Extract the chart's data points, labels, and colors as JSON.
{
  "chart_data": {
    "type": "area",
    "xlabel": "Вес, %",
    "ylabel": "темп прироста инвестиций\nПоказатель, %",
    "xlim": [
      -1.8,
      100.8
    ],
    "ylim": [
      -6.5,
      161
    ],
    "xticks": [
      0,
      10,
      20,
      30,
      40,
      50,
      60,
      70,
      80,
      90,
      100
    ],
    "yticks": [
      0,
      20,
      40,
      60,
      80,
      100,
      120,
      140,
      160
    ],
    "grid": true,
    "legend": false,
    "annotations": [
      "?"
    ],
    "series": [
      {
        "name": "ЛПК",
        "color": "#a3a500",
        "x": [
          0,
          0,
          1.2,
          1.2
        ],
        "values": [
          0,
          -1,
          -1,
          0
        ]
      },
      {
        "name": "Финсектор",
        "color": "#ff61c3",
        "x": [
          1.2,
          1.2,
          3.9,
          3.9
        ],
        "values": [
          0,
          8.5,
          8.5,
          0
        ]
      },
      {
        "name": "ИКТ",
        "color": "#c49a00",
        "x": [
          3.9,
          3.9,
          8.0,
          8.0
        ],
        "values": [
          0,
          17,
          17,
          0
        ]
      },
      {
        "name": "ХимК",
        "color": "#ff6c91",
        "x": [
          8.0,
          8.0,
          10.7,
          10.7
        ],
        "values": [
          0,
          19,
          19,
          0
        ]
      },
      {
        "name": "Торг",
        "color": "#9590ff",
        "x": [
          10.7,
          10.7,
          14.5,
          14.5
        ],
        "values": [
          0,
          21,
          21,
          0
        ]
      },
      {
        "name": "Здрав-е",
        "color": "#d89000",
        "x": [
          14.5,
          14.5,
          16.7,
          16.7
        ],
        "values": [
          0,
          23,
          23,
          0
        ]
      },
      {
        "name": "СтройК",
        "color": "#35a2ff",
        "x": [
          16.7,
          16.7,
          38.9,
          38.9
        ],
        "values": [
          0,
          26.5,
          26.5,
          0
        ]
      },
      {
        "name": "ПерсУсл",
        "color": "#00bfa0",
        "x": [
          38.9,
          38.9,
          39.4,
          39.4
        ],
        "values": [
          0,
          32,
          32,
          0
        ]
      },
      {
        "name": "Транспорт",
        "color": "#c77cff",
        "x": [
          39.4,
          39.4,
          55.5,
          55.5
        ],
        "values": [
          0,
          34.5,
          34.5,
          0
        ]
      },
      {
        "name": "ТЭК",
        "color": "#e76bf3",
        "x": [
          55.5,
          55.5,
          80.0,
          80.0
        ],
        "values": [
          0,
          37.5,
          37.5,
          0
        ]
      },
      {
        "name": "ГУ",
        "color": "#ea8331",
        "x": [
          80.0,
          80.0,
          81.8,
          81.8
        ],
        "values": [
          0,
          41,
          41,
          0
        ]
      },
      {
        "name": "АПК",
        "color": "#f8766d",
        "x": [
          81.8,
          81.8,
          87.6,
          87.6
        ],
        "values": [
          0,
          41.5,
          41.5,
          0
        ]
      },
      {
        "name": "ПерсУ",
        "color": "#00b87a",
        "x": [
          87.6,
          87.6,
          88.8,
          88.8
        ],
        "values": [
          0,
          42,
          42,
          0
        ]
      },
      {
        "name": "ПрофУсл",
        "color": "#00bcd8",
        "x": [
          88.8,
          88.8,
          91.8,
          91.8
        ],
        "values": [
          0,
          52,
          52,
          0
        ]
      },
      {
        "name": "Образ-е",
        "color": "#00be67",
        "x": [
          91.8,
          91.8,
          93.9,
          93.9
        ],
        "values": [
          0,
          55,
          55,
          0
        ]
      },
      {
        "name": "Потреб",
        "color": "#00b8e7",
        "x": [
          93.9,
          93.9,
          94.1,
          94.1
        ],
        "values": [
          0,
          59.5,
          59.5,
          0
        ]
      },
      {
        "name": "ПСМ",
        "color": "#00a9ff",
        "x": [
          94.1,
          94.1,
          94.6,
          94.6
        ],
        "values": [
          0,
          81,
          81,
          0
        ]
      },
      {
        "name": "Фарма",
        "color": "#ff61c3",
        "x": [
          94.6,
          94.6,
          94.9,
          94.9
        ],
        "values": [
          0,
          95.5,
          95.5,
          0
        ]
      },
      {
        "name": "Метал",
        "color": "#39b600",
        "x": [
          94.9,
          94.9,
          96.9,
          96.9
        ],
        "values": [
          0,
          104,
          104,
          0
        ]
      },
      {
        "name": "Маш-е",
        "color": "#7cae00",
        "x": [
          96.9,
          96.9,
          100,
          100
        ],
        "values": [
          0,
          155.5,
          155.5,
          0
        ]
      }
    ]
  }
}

*STATED EXERCISE:* Please repeat the listing exactly, with nothing left out.

*RESULT OF THE TASK:*
Extract the chart's data points, labels, and colors as JSON.
{
  "chart_data": {
    "type": "area",
    "xlabel": "Вес, %",
    "ylabel": "темп прироста инвестиций\nПоказатель, %",
    "xlim": [
      -1.8,
      100.8
    ],
    "ylim": [
      -6.5,
      161
    ],
    "xticks": [
      0,
      10,
      20,
      30,
      40,
      50,
      60,
      70,
      80,
      90,
      100
    ],
    "yticks": [
      0,
      20,
      40,
      60,
      80,
      100,
      120,
      140,
      160
    ],
    "grid": true,
    "legend": false,
    "annotations": [
      "?"
    ],
    "series": [
      {
        "name": "ЛПК",
        "color": "#a3a500",
        "x": [
          0,
          0,
          1.2,
          1.2
        ],
        "values": [
          0,
          -1,
          -1,
          0
        ]
      },
      {
        "name": "Финсектор",
        "color": "#ff61c3",
        "x": [
          1.2,
          1.2,
          3.9,
          3.9
        ],
        "values": [
          0,
          8.5,
          8.5,
          0
        ]
      },
      {
        "name": "ИКТ",
        "color": "#c49a00",
        "x": [
          3.9,
          3.9,
          8.0,
          8.0
        ],
        "values": [
          0,
          17,
          17,
          0
        ]
      },
      {
        "name": "ХимК",
        "color": "#ff6c91",
        "x": [
          8.0,
          8.0,
          10.7,
          10.7
        ],
        "values": [
          0,
          19,
          19,
          0
        ]
      },
      {
        "name": "Торг",
        "color": "#9590ff",
        "x": [
          10.7,
          10.7,
          14.5,
          14.5
        ],
        "values": [
          0,
          21,
          21,
          0
        ]
      },
      {
        "name": "Здрав-е",
        "color": "#d89000",
        "x": [
          14.5,
          14.5,
          16.7,
          16.7
        ],
        "values": [
          0,
          23,
          23,
          0
        ]
      },
      {
        "name": "СтройК",
        "color": "#35a2ff",
        "x": [
          16.7,
          16.7,
          38.9,
          38.9
        ],
        "values": [
          0,
          26.5,
          26.5,
          0
        ]
      },
      {
        "name": "ПерсУсл",
        "color": "#00bfa0",
        "x": [
          38.9,
          38.9,
          39.4,
          39.4
        ],
        "values": [
          0,
          32,
          32,
          0
        ]
      },
      {
        "name": "Транспорт",
        "color": "#c77cff",
        "x": [
          39.4,
          39.4,
          55.5,
          55.5
        ],
        "values": [
          0,
          34.5,
          34.5,
          0
        ]
      },
      {
        "name": "ТЭК",
        "color": "#e76bf3",
        "x": [
          55.5,
          55.5,
          80.0,
          80.0
        ],
        "values": [
          0,
          37.5,
          37.5,
          0
        ]
      },
      {
        "name": "ГУ",
        "color": "#ea8331",
        "x": [
          80.0,
          80.0,
          81.8,
          81.8
        ],
        "values": [
          0,
          41,
          41,
          0
        ]
      },
      {
        "name": "АПК",
        "color": "#f8766d",
        "x": [
          81.8,
          81.8,
          87.6,
          87.6
        ],
        "values": [
          0,
          41.5,
          41.5,
          0
        ]
      },
      {
        "name": "ПерсУ",
        "color": "#00b87a",
        "x": [
          87.6,
          87.6,
          88.8,
          88.8
        ],
        "values": [
          0,
          42,
          42,
          0
        ]
      },
      {
        "name": "ПрофУсл",
        "color": "#00bcd8",
        "x": [
          88.8,
          88.8,
          91.8,
          91.8
        ],
        "values": [
          0,
          52,
          52,
          0
        ]
      },
      {
        "name": "Образ-е",
        "color": "#00be67",
        "x": [
          91.8,
          91.8,
          93.9,
          93.9
        ],
        "values": [
          0,
          55,
          55,
          0
        ]
      },
      {
        "name": "Потреб",
        "color": "#00b8e7",
        "x": [
          93.9,
          93.9,
          94.1,
          94.1
        ],
        "values": [
          0,
          59.5,
          59.5,
          0
        ]
      },
      {
        "name": "ПСМ",
        "color": "#00a9ff",
        "x": [
          94.1,
          94.1,
          94.6,
          94.6
        ],
        "values": [
          0,
          81,
          81,
          0
        ]
      },
      {
        "name": "Фарма",
        "color": "#ff61c3",
        "x": [
          94.6,
          94.6,
          94.9,
          94.9
        ],
        "values": [
          0,
          95.5,
          95.5,
          0
        ]
      },
      {
        "name": "Метал",
        "color": "#39b600",
        "x": [
          94.9,
          94.9,
          96.9,
          96.9
        ],
        "values": [
          0,
          104,
          104,
          0
        ]
      },
      {
        "name": "Маш-е",
        "color": "#7cae00",
        "x": [
          96.9,
          96.9,
          100,
          100
        ],
        "values": [
          0,
          155.5,
          155.5,
          0
        ]
      }
    ]
  }
}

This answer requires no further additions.